*Dataset content*.
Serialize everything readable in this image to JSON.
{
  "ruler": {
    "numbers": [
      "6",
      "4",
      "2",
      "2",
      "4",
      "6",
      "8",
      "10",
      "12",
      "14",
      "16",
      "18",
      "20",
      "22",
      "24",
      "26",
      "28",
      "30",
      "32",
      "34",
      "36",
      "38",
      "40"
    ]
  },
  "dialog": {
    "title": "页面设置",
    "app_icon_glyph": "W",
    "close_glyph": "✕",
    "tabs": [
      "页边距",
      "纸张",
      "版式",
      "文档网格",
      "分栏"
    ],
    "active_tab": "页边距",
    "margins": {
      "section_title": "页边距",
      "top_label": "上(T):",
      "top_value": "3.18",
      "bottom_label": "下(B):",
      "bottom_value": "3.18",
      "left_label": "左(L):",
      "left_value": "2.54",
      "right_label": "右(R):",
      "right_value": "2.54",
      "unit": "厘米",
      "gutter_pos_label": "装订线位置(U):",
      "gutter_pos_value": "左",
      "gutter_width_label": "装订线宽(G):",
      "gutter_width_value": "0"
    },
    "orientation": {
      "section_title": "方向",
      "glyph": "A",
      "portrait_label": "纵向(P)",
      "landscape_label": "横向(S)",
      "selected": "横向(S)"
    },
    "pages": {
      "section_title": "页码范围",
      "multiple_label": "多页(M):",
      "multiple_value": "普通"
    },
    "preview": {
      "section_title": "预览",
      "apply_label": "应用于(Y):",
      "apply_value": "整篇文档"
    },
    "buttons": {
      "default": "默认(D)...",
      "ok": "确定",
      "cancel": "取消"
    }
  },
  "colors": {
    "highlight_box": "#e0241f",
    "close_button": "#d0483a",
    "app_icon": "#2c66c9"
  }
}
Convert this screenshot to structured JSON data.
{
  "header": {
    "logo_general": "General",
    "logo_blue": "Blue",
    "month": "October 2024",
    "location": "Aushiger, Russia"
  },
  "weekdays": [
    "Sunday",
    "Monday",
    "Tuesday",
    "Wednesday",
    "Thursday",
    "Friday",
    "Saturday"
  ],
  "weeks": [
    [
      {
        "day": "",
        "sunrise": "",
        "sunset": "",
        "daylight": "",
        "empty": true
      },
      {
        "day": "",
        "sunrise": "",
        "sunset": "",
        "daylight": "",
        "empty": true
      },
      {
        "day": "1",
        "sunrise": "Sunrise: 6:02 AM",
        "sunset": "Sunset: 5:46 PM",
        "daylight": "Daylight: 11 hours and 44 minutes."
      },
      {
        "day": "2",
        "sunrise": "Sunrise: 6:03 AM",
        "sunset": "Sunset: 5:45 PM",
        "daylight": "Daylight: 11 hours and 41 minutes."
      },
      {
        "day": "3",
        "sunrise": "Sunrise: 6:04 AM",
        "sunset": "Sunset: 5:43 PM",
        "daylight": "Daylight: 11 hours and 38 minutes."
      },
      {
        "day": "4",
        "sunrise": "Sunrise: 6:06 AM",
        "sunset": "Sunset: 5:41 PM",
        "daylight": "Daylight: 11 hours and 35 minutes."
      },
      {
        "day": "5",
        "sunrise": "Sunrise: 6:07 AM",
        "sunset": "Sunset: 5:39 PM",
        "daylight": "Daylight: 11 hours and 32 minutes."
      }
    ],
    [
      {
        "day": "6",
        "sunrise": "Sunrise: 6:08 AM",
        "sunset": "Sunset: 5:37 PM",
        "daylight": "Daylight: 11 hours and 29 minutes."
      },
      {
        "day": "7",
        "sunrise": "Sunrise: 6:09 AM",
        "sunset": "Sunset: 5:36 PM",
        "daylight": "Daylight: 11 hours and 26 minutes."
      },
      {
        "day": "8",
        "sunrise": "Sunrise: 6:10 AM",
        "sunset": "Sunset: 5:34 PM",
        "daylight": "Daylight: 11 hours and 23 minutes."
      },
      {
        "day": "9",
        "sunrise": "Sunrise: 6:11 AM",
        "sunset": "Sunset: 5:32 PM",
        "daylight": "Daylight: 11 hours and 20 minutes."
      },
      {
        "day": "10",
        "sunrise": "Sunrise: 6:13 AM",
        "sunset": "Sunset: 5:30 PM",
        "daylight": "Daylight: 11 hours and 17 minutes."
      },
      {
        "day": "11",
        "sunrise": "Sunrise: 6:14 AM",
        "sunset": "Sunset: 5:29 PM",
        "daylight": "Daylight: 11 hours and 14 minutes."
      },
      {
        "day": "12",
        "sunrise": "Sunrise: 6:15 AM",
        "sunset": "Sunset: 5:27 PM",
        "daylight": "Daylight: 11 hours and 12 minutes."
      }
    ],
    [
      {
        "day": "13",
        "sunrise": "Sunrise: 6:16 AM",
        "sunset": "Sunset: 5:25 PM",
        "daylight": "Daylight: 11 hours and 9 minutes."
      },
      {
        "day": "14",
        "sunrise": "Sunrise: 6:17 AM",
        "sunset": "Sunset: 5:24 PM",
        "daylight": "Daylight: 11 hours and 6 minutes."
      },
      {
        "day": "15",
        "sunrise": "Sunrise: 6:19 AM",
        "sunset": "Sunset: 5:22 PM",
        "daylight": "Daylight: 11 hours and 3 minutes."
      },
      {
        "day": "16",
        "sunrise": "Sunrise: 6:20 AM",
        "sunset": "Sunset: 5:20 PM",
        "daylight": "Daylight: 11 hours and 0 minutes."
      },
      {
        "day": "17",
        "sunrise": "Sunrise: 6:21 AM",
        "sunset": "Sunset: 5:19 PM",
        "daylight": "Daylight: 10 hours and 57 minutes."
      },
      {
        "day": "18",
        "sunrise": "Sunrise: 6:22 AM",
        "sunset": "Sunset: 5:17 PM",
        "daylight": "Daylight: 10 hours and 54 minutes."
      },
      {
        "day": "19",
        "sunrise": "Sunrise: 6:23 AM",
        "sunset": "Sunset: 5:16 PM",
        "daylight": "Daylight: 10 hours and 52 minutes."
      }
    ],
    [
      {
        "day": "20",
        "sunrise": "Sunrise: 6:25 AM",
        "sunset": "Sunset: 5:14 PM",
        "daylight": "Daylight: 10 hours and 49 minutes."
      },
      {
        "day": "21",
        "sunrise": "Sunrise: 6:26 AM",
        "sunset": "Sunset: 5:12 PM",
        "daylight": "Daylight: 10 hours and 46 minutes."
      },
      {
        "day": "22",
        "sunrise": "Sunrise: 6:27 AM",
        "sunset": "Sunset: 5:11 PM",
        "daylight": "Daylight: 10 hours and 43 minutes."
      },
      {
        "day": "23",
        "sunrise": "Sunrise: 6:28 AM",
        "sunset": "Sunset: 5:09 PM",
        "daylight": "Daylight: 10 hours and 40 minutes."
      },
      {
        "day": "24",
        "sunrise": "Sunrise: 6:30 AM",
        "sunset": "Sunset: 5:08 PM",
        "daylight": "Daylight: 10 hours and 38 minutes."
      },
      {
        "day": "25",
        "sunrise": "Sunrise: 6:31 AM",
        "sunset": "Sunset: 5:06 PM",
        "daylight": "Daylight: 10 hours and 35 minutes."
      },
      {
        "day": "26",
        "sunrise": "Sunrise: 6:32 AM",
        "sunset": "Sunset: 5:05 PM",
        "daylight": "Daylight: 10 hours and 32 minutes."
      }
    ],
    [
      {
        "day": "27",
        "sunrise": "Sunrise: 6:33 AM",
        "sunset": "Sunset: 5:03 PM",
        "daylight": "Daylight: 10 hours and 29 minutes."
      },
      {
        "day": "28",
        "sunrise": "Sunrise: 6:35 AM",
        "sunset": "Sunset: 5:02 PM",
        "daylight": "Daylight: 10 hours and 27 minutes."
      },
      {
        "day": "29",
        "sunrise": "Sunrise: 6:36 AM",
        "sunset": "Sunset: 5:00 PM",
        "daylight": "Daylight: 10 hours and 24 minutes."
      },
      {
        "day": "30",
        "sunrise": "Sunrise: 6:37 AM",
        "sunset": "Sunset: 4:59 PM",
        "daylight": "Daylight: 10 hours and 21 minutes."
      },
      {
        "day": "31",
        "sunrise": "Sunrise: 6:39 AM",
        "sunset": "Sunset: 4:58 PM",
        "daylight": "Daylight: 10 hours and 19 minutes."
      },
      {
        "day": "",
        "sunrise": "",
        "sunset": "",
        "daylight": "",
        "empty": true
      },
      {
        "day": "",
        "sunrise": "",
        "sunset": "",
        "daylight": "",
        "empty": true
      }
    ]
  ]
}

*Description of the task*. Copy out each line of the entries that holds "this".

*Answer to the exercise*.
Serialize everything readable in this image to JSON.
Convert this screenshot to structured JSON data.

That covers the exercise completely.